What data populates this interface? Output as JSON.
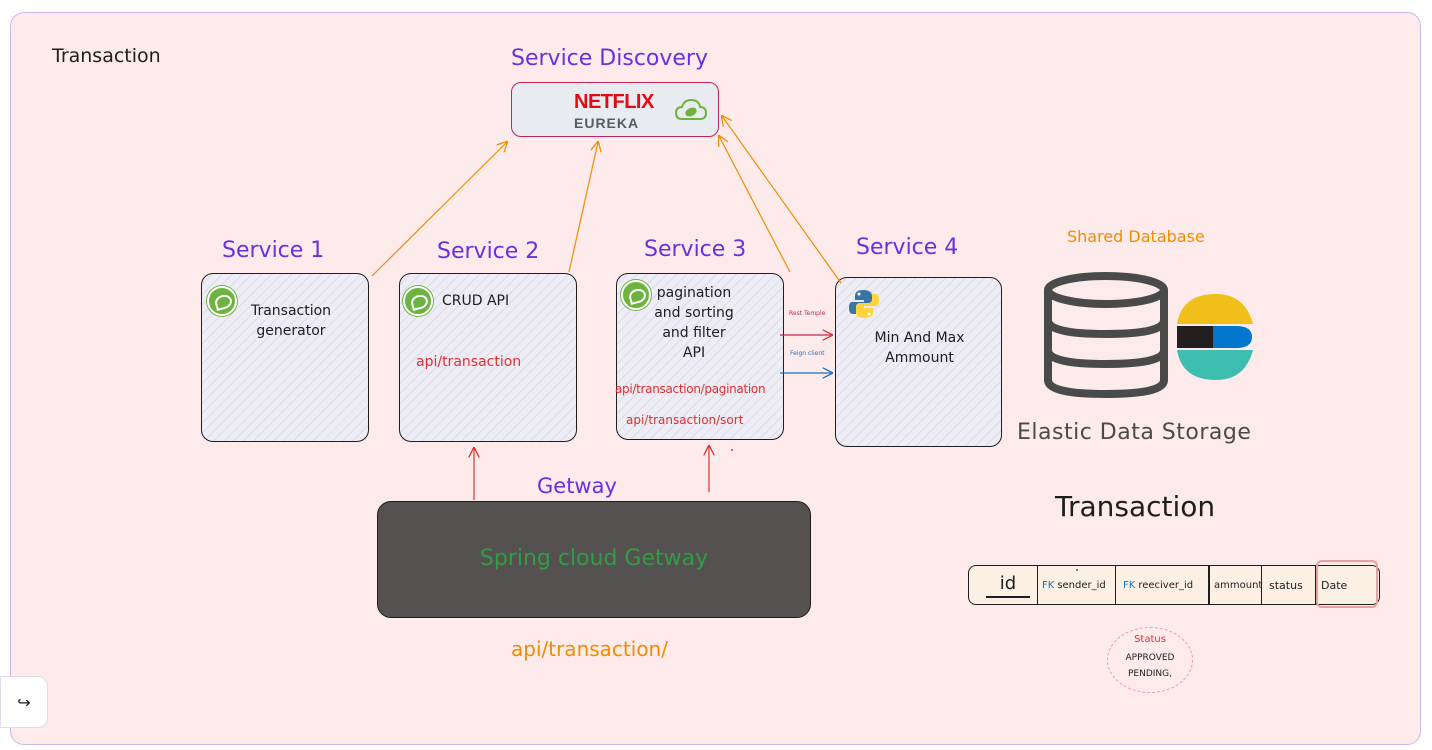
{
  "frame": {
    "title": "Transaction"
  },
  "discovery": {
    "title": "Service Discovery",
    "logo_top": "NETFLIX",
    "logo_bottom": "EUREKA",
    "cloud_icon": "leaf-cloud-icon"
  },
  "services": [
    {
      "title": "Service 1",
      "lines": [
        "Transaction",
        "generator"
      ],
      "icon": "spring-icon"
    },
    {
      "title": "Service 2",
      "lines": [
        "CRUD API"
      ],
      "endpoints": [
        "api/transaction"
      ],
      "icon": "spring-icon"
    },
    {
      "title": "Service 3",
      "lines": [
        "pagination",
        "and sorting",
        "and filter",
        "API"
      ],
      "endpoints": [
        "api/transaction/pagination",
        "api/transaction/sort"
      ],
      "icon": "spring-icon"
    },
    {
      "title": "Service 4",
      "lines": [
        "Min And Max",
        "Ammount"
      ],
      "icon": "python-icon"
    }
  ],
  "connections": {
    "rest": "Rest Temple",
    "feign": "Feign client"
  },
  "gateway": {
    "title": "Getway",
    "label": "Spring cloud Getway",
    "path": "api/transaction/"
  },
  "database": {
    "title": "Shared Database",
    "caption": "Elastic Data Storage"
  },
  "entity": {
    "title": "Transaction",
    "columns": [
      {
        "fk": "",
        "name": "id"
      },
      {
        "fk": "FK",
        "name": "sender_id"
      },
      {
        "fk": "FK",
        "name": "reeciver_id"
      },
      {
        "fk": "",
        "name": "ammount"
      },
      {
        "fk": "",
        "name": "status"
      },
      {
        "fk": "",
        "name": "Date"
      }
    ],
    "status_note": {
      "title": "Status",
      "values": [
        "APPROVED",
        "PENDING,"
      ]
    }
  },
  "toolbar": {
    "redo_glyph": "↪"
  },
  "colors": {
    "violet": "#6a2fe0",
    "orange": "#f08c00",
    "red": "#e03131",
    "green": "#2f9e44",
    "blue": "#1971c2"
  }
}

Request
Your copy should match the entries exactly, minus the pictures.

Full output
What data populates this interface? Output as JSON.
{
  "frame": {
    "title": "Transaction"
  },
  "discovery": {
    "title": "Service Discovery",
    "logo_top": "NETFLIX",
    "logo_bottom": "EUREKA",
    "cloud_icon": "leaf-cloud-icon"
  },
  "services": [
    {
      "title": "Service 1",
      "lines": [
        "Transaction",
        "generator"
      ],
      "icon": "spring-icon"
    },
    {
      "title": "Service 2",
      "lines": [
        "CRUD API"
      ],
      "endpoints": [
        "api/transaction"
      ],
      "icon": "spring-icon"
    },
    {
      "title": "Service 3",
      "lines": [
        "pagination",
        "and sorting",
        "and filter",
        "API"
      ],
      "endpoints": [
        "api/transaction/pagination",
        "api/transaction/sort"
      ],
      "icon": "spring-icon"
    },
    {
      "title": "Service 4",
      "lines": [
        "Min And Max",
        "Ammount"
      ],
      "icon": "python-icon"
    }
  ],
  "connections": {
    "rest": "Rest Temple",
    "feign": "Feign client"
  },
  "gateway": {
    "title": "Getway",
    "label": "Spring cloud Getway",
    "path": "api/transaction/"
  },
  "database": {
    "title": "Shared Database",
    "caption": "Elastic Data Storage"
  },
  "entity": {
    "title": "Transaction",
    "columns": [
      {
        "fk": "",
        "name": "id"
      },
      {
        "fk": "FK",
        "name": "sender_id"
      },
      {
        "fk": "FK",
        "name": "reeciver_id"
      },
      {
        "fk": "",
        "name": "ammount"
      },
      {
        "fk": "",
        "name": "status"
      },
      {
        "fk": "",
        "name": "Date"
      }
    ],
    "status_note": {
      "title": "Status",
      "values": [
        "APPROVED",
        "PENDING,"
      ]
    }
  },
  "toolbar": {
    "redo_glyph": "↪"
  },
  "colors": {
    "violet": "#6a2fe0",
    "orange": "#f08c00",
    "red": "#e03131",
    "green": "#2f9e44",
    "blue": "#1971c2"
  }
}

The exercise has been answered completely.